Check each line of the records for "into"; collect those that have it.

= = = = = = =

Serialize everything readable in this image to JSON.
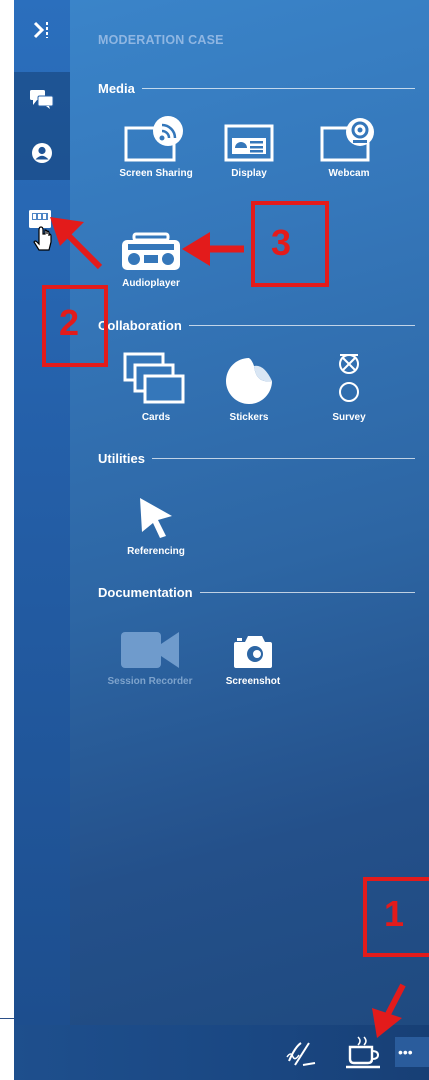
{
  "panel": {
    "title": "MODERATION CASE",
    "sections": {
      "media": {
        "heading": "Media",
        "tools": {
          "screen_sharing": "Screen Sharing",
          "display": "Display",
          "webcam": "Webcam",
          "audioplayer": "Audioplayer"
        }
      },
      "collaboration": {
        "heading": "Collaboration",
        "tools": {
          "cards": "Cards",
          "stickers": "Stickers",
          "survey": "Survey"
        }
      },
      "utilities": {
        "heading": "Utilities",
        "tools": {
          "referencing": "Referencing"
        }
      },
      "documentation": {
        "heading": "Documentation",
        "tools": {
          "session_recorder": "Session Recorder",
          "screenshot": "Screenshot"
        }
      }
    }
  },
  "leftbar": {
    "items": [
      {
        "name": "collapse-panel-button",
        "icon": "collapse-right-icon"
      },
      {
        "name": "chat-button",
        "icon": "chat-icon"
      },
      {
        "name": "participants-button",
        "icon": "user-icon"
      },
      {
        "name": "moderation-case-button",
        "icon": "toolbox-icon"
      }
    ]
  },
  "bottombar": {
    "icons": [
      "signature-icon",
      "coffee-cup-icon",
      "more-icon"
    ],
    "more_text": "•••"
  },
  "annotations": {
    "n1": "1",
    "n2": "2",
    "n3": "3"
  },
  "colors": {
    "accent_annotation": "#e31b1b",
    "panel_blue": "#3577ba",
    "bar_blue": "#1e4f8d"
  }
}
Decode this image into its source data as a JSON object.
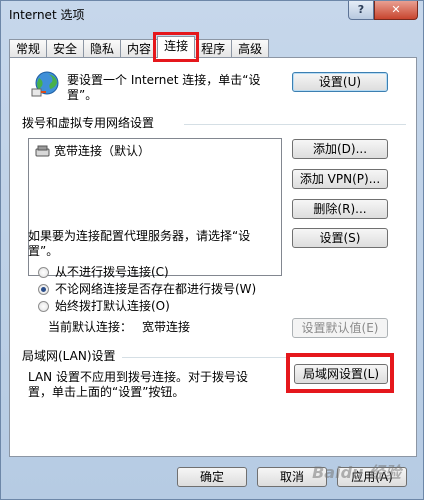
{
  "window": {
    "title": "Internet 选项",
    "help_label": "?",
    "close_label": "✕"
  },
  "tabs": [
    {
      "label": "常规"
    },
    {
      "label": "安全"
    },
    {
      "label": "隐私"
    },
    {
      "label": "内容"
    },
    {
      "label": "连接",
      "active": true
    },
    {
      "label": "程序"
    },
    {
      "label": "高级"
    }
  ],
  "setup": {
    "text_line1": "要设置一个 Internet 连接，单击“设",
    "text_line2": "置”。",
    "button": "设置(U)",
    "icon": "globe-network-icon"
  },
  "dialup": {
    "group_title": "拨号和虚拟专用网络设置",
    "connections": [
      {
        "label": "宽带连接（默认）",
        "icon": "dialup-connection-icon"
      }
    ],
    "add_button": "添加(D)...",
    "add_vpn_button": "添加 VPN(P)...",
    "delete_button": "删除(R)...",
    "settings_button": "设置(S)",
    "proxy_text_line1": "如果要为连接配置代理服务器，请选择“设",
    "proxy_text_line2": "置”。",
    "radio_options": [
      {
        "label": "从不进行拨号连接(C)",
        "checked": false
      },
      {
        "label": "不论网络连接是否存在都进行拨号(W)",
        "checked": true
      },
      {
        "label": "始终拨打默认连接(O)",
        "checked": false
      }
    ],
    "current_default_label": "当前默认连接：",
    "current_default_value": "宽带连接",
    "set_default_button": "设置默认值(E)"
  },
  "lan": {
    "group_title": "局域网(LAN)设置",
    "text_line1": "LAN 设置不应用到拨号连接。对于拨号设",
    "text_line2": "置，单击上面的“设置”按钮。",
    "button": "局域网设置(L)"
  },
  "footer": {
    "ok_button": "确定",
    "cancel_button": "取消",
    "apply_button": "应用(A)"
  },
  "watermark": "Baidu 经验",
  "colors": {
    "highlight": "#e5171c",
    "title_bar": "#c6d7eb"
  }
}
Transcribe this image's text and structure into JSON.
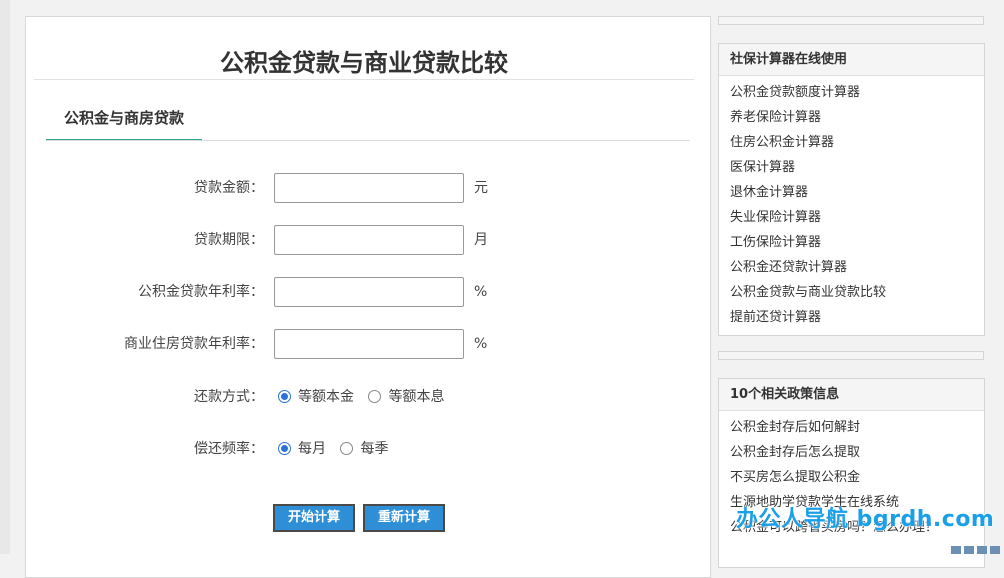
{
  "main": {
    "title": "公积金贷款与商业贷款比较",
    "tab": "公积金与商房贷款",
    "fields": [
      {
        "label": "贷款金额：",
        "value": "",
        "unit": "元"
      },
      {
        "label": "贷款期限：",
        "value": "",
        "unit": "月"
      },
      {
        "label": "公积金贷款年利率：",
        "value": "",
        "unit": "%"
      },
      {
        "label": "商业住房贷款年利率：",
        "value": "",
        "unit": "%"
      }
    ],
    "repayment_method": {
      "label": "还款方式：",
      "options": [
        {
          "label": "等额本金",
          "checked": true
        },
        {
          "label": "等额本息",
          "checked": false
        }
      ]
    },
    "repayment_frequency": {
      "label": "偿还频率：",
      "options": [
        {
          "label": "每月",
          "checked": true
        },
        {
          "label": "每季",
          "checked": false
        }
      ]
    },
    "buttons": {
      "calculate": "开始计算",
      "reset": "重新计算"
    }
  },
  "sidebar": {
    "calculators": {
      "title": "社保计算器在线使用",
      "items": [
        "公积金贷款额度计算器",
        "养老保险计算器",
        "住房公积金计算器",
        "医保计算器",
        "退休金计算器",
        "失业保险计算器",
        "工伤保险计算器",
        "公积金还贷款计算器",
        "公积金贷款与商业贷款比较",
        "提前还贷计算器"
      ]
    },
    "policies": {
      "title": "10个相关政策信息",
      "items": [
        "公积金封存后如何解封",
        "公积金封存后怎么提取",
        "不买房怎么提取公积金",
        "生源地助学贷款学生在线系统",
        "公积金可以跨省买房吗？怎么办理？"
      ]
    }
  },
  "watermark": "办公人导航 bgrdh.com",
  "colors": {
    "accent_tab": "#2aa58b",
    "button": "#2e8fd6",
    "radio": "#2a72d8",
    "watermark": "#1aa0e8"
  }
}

= = = = = = =

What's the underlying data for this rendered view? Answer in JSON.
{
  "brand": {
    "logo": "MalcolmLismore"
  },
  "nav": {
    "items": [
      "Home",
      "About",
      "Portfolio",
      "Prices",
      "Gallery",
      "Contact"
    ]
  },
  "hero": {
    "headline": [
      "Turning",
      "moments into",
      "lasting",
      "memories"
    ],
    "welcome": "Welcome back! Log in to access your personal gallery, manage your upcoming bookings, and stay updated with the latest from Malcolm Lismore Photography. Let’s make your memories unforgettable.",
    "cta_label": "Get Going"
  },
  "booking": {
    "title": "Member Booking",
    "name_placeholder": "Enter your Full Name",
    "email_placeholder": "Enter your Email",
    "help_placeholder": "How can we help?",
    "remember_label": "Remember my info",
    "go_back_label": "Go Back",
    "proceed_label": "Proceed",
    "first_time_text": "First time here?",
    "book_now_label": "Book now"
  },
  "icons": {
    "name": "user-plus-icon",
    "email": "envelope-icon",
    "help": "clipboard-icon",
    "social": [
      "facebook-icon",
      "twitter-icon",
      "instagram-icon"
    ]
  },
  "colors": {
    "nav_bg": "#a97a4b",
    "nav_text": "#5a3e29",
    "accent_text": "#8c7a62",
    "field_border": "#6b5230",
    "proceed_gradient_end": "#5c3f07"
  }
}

= = = = = = =

» **Full response**:
Decode this image into its source data as a JSON object.
Transcribe this image's text and structure into JSON.
      "moments into",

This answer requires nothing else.